====== WORKING DATA

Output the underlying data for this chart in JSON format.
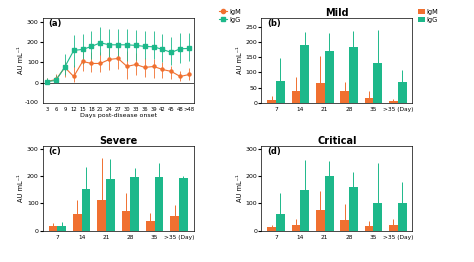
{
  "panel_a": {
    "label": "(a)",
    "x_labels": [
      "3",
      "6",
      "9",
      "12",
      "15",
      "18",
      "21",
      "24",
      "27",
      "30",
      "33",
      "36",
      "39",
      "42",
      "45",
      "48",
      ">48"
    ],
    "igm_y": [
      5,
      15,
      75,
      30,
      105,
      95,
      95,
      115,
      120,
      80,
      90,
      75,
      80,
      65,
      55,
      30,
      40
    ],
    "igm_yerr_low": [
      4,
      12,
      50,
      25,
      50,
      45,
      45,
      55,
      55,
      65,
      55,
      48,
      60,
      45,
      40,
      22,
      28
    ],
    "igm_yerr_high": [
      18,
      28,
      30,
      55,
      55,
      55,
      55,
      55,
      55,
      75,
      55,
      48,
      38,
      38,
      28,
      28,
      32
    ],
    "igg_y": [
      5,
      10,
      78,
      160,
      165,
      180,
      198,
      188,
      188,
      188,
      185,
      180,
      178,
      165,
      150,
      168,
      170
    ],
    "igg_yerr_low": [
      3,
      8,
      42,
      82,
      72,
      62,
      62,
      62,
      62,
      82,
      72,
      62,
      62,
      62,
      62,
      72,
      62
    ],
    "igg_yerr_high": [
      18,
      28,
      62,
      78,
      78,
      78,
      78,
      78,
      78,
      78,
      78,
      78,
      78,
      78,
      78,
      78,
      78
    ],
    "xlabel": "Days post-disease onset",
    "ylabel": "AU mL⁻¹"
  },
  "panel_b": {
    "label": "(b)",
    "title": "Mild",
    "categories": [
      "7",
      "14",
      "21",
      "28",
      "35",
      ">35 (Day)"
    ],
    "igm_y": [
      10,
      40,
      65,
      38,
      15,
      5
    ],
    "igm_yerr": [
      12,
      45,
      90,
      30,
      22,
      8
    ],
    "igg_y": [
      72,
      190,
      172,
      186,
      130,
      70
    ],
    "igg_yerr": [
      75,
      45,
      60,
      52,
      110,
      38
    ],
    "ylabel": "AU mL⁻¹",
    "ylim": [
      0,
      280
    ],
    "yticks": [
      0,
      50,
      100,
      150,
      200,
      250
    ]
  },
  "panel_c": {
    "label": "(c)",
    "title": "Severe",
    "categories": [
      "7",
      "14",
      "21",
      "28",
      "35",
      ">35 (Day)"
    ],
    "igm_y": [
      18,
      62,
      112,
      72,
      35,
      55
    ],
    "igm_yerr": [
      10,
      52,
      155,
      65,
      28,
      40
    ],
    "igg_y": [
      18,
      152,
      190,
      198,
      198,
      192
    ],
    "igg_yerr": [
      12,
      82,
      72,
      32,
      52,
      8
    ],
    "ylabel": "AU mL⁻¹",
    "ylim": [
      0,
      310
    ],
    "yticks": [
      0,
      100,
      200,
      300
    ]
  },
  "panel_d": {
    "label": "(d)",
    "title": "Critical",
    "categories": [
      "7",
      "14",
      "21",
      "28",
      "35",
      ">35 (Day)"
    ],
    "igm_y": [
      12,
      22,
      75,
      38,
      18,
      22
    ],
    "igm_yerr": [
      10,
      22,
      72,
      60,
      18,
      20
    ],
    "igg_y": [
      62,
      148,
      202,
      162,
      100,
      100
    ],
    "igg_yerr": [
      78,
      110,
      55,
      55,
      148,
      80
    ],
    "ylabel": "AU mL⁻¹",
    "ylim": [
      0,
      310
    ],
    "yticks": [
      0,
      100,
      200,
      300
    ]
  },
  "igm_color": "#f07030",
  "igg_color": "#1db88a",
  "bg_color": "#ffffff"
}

============

Copy the records word for word, leaving no picture in the copy.

▶ EXERCISE SOLUTION:
Output the underlying data for this chart in JSON format.
{
  "panel_a": {
    "label": "(a)",
    "x_labels": [
      "3",
      "6",
      "9",
      "12",
      "15",
      "18",
      "21",
      "24",
      "27",
      "30",
      "33",
      "36",
      "39",
      "42",
      "45",
      "48",
      ">48"
    ],
    "igm_y": [
      5,
      15,
      75,
      30,
      105,
      95,
      95,
      115,
      120,
      80,
      90,
      75,
      80,
      65,
      55,
      30,
      40
    ],
    "igm_yerr_low": [
      4,
      12,
      50,
      25,
      50,
      45,
      45,
      55,
      55,
      65,
      55,
      48,
      60,
      45,
      40,
      22,
      28
    ],
    "igm_yerr_high": [
      18,
      28,
      30,
      55,
      55,
      55,
      55,
      55,
      55,
      75,
      55,
      48,
      38,
      38,
      28,
      28,
      32
    ],
    "igg_y": [
      5,
      10,
      78,
      160,
      165,
      180,
      198,
      188,
      188,
      188,
      185,
      180,
      178,
      165,
      150,
      168,
      170
    ],
    "igg_yerr_low": [
      3,
      8,
      42,
      82,
      72,
      62,
      62,
      62,
      62,
      82,
      72,
      62,
      62,
      62,
      62,
      72,
      62
    ],
    "igg_yerr_high": [
      18,
      28,
      62,
      78,
      78,
      78,
      78,
      78,
      78,
      78,
      78,
      78,
      78,
      78,
      78,
      78,
      78
    ],
    "xlabel": "Days post-disease onset",
    "ylabel": "AU mL⁻¹"
  },
  "panel_b": {
    "label": "(b)",
    "title": "Mild",
    "categories": [
      "7",
      "14",
      "21",
      "28",
      "35",
      ">35 (Day)"
    ],
    "igm_y": [
      10,
      40,
      65,
      38,
      15,
      5
    ],
    "igm_yerr": [
      12,
      45,
      90,
      30,
      22,
      8
    ],
    "igg_y": [
      72,
      190,
      172,
      186,
      130,
      70
    ],
    "igg_yerr": [
      75,
      45,
      60,
      52,
      110,
      38
    ],
    "ylabel": "AU mL⁻¹",
    "ylim": [
      0,
      280
    ],
    "yticks": [
      0,
      50,
      100,
      150,
      200,
      250
    ]
  },
  "panel_c": {
    "label": "(c)",
    "title": "Severe",
    "categories": [
      "7",
      "14",
      "21",
      "28",
      "35",
      ">35 (Day)"
    ],
    "igm_y": [
      18,
      62,
      112,
      72,
      35,
      55
    ],
    "igm_yerr": [
      10,
      52,
      155,
      65,
      28,
      40
    ],
    "igg_y": [
      18,
      152,
      190,
      198,
      198,
      192
    ],
    "igg_yerr": [
      12,
      82,
      72,
      32,
      52,
      8
    ],
    "ylabel": "AU mL⁻¹",
    "ylim": [
      0,
      310
    ],
    "yticks": [
      0,
      100,
      200,
      300
    ]
  },
  "panel_d": {
    "label": "(d)",
    "title": "Critical",
    "categories": [
      "7",
      "14",
      "21",
      "28",
      "35",
      ">35 (Day)"
    ],
    "igm_y": [
      12,
      22,
      75,
      38,
      18,
      22
    ],
    "igm_yerr": [
      10,
      22,
      72,
      60,
      18,
      20
    ],
    "igg_y": [
      62,
      148,
      202,
      162,
      100,
      100
    ],
    "igg_yerr": [
      78,
      110,
      55,
      55,
      148,
      80
    ],
    "ylabel": "AU mL⁻¹",
    "ylim": [
      0,
      310
    ],
    "yticks": [
      0,
      100,
      200,
      300
    ]
  },
  "igm_color": "#f07030",
  "igg_color": "#1db88a",
  "bg_color": "#ffffff"
}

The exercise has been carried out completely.